(Element location listings)
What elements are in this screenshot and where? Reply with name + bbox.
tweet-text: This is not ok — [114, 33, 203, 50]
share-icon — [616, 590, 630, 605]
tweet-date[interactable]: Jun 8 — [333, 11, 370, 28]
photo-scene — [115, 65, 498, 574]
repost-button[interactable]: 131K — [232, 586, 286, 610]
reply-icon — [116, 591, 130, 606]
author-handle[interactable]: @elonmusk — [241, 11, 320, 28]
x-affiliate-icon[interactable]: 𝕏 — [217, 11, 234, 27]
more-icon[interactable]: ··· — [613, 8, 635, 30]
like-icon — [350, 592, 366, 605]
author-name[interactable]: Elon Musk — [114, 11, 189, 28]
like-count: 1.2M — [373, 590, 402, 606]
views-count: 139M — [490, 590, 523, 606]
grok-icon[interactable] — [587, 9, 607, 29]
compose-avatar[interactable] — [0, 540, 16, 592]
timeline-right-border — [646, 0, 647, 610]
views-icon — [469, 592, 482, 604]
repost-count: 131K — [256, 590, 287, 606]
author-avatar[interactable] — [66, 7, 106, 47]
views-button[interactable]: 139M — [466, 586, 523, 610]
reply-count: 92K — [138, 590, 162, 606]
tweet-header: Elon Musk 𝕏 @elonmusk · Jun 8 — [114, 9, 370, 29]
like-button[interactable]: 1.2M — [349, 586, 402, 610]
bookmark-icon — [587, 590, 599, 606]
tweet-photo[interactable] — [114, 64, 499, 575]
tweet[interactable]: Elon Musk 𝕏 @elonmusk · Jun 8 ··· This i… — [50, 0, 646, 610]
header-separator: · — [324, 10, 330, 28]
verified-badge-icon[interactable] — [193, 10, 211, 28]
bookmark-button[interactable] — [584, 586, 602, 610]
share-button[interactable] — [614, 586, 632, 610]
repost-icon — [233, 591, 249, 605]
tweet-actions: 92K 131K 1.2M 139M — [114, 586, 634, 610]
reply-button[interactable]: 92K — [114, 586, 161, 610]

◆ Your instructions ◆
Print all of the rows above again, word for word, with nothing changed.

◆ Result of this exercise ◆
What elements are in this screenshot and where? Reply with name + bbox.
tweet-text: This is not ok — [114, 33, 203, 50]
share-icon — [616, 590, 630, 605]
tweet-date[interactable]: Jun 8 — [333, 11, 370, 28]
photo-scene — [115, 65, 498, 574]
repost-button[interactable]: 131K — [232, 586, 286, 610]
reply-icon — [116, 591, 130, 606]
author-handle[interactable]: @elonmusk — [241, 11, 320, 28]
x-affiliate-icon[interactable]: 𝕏 — [217, 11, 234, 27]
more-icon[interactable]: ··· — [613, 8, 635, 30]
like-icon — [350, 592, 366, 605]
author-name[interactable]: Elon Musk — [114, 11, 189, 28]
like-count: 1.2M — [373, 590, 402, 606]
views-count: 139M — [490, 590, 523, 606]
grok-icon[interactable] — [587, 9, 607, 29]
compose-avatar[interactable] — [0, 540, 16, 592]
timeline-right-border — [646, 0, 647, 610]
views-icon — [469, 592, 482, 604]
repost-count: 131K — [256, 590, 287, 606]
author-avatar[interactable] — [66, 7, 106, 47]
views-button[interactable]: 139M — [466, 586, 523, 610]
reply-count: 92K — [138, 590, 162, 606]
tweet-header: Elon Musk 𝕏 @elonmusk · Jun 8 — [114, 9, 370, 29]
like-button[interactable]: 1.2M — [349, 586, 402, 610]
bookmark-icon — [587, 590, 599, 606]
tweet-photo[interactable] — [114, 64, 499, 575]
tweet[interactable]: Elon Musk 𝕏 @elonmusk · Jun 8 ··· This i… — [50, 0, 646, 610]
header-separator: · — [324, 10, 330, 28]
verified-badge-icon[interactable] — [193, 10, 211, 28]
bookmark-button[interactable] — [584, 586, 602, 610]
share-button[interactable] — [614, 586, 632, 610]
repost-icon — [233, 591, 249, 605]
tweet-actions: 92K 131K 1.2M 139M — [114, 586, 634, 610]
reply-button[interactable]: 92K — [114, 586, 161, 610]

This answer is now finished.